#### EXTRACTED DATA

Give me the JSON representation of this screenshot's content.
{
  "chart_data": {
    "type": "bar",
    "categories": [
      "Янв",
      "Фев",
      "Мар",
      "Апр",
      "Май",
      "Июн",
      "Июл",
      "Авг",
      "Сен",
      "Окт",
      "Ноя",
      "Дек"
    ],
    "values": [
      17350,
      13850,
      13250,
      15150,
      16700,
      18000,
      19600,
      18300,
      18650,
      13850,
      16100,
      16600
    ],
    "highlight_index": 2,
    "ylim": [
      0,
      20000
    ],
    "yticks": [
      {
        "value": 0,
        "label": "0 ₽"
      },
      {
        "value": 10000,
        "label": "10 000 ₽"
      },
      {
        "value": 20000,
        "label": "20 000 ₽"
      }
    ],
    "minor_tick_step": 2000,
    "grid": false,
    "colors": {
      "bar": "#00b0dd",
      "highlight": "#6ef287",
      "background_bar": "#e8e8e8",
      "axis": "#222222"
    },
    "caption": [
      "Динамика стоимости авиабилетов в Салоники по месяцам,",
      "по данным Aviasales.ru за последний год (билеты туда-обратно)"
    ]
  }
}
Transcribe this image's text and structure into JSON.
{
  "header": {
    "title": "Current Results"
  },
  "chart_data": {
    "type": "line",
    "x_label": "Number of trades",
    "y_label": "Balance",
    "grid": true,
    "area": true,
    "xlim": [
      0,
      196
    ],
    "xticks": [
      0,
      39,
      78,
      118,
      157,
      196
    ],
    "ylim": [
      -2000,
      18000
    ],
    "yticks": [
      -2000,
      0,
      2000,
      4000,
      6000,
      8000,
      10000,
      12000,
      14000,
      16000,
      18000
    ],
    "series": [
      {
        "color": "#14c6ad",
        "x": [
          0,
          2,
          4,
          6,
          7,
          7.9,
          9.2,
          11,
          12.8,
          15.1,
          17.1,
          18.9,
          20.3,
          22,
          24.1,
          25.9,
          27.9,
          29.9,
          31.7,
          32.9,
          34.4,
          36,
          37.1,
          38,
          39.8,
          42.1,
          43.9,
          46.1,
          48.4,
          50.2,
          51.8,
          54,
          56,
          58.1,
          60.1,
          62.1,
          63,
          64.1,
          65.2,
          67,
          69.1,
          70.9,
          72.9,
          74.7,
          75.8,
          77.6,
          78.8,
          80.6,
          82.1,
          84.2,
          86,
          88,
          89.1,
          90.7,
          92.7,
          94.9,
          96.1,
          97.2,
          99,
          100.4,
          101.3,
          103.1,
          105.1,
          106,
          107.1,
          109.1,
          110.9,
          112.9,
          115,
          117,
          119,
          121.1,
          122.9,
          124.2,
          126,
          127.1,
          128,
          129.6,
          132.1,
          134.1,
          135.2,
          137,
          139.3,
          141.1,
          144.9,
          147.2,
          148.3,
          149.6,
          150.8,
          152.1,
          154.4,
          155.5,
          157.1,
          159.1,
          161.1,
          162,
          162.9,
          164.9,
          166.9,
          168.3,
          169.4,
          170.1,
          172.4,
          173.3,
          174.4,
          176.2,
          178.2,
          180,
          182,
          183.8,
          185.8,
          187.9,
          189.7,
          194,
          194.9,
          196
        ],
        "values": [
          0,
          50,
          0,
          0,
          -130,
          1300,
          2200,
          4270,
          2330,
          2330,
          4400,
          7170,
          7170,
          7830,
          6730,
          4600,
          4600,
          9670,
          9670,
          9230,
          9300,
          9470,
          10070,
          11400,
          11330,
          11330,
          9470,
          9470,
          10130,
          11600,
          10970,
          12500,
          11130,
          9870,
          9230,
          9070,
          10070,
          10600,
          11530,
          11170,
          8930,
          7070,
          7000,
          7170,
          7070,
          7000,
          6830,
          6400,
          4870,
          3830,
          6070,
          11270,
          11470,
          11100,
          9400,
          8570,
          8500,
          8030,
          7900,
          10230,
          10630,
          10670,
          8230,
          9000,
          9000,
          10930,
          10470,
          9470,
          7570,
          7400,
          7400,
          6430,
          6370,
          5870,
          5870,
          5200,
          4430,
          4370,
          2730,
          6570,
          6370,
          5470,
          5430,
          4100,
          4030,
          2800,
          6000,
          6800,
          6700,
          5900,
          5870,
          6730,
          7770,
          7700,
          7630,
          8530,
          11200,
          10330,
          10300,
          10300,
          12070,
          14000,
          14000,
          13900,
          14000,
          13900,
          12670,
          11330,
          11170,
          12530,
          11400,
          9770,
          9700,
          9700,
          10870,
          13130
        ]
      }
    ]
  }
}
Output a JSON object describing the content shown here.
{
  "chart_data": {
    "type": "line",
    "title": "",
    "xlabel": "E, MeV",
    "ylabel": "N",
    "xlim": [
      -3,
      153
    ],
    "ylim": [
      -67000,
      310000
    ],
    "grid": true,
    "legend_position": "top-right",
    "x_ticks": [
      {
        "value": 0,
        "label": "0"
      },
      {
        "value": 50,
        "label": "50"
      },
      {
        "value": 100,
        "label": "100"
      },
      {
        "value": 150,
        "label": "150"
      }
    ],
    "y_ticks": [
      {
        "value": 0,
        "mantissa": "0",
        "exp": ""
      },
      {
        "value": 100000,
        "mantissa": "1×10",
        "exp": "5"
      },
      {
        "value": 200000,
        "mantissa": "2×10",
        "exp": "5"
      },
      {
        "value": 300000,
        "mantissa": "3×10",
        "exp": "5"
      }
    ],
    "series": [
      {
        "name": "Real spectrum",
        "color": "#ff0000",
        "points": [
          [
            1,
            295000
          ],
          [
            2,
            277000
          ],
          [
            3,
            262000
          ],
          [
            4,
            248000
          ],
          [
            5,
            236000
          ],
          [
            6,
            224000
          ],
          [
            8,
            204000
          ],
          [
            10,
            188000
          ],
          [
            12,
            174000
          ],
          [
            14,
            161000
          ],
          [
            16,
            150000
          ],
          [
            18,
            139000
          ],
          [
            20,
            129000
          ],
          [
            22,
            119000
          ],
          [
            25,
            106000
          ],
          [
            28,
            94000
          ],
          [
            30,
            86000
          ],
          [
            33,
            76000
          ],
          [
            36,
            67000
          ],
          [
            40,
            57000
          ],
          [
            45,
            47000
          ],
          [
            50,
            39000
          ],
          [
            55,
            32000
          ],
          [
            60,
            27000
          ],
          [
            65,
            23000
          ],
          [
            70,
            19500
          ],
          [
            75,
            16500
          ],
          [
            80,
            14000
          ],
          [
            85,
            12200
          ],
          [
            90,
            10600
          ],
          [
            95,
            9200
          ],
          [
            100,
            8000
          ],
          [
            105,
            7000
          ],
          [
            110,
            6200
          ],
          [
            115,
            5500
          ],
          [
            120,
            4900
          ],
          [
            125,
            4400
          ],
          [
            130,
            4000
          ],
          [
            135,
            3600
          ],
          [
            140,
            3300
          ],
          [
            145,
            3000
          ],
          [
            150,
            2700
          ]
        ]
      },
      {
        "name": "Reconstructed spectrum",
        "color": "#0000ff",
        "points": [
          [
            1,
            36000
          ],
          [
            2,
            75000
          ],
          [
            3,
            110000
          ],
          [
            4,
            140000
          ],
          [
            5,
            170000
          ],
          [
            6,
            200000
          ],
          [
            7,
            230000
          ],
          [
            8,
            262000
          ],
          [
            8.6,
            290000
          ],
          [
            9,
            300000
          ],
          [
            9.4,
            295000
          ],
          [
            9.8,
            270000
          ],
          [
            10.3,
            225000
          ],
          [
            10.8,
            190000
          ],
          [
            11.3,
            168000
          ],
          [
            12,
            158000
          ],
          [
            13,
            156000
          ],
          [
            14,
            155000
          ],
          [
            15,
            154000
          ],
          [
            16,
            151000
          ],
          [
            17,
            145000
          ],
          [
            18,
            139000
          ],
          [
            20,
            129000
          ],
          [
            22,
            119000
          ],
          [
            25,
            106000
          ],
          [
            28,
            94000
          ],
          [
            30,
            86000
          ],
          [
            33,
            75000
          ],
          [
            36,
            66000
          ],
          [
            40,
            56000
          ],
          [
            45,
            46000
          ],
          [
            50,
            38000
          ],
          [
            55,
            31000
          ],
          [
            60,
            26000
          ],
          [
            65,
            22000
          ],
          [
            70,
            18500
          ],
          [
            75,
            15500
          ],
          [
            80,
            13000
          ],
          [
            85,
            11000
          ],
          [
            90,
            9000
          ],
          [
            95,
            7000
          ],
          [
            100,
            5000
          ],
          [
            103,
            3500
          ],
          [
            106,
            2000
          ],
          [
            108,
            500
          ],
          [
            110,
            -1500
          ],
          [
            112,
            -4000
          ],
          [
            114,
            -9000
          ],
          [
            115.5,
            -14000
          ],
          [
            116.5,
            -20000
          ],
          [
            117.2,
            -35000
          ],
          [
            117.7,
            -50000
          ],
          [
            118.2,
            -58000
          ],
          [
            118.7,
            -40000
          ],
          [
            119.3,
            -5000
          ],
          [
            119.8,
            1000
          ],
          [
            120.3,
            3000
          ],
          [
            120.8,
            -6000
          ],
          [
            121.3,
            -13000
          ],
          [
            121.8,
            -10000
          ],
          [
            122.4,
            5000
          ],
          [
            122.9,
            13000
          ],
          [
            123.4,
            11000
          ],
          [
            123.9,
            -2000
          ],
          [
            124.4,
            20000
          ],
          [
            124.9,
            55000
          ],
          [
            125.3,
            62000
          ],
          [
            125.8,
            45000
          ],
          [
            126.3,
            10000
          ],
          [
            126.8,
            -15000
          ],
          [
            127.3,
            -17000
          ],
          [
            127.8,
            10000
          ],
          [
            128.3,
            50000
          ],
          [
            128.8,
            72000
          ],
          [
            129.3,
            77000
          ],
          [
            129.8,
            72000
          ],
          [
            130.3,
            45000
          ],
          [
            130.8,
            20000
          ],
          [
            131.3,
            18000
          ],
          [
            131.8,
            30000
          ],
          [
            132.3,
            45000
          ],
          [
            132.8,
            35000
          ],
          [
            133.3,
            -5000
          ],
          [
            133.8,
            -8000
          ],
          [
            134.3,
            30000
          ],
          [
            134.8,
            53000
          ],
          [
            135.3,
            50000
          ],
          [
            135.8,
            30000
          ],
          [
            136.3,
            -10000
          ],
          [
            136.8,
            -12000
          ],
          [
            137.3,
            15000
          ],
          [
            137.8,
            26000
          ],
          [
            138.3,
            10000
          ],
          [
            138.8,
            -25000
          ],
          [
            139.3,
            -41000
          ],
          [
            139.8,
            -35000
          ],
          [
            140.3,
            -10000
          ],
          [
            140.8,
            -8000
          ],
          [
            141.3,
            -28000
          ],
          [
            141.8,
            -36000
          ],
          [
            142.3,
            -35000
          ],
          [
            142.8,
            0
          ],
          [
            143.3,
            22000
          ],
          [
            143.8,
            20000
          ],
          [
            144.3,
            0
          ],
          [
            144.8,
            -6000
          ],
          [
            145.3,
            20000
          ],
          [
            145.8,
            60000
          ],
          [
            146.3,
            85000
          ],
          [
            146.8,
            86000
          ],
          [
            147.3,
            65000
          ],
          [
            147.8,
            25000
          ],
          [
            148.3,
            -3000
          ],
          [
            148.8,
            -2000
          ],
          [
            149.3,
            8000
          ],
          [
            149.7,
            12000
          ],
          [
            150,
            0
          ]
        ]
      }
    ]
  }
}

########

■ PROBLEM TO SOLVE: Extract every line above that contains the word "content".

■ EXERCISE SOLUTION:
Give me the JSON representation of this screenshot's content.
Output a JSON object describing the content shown here.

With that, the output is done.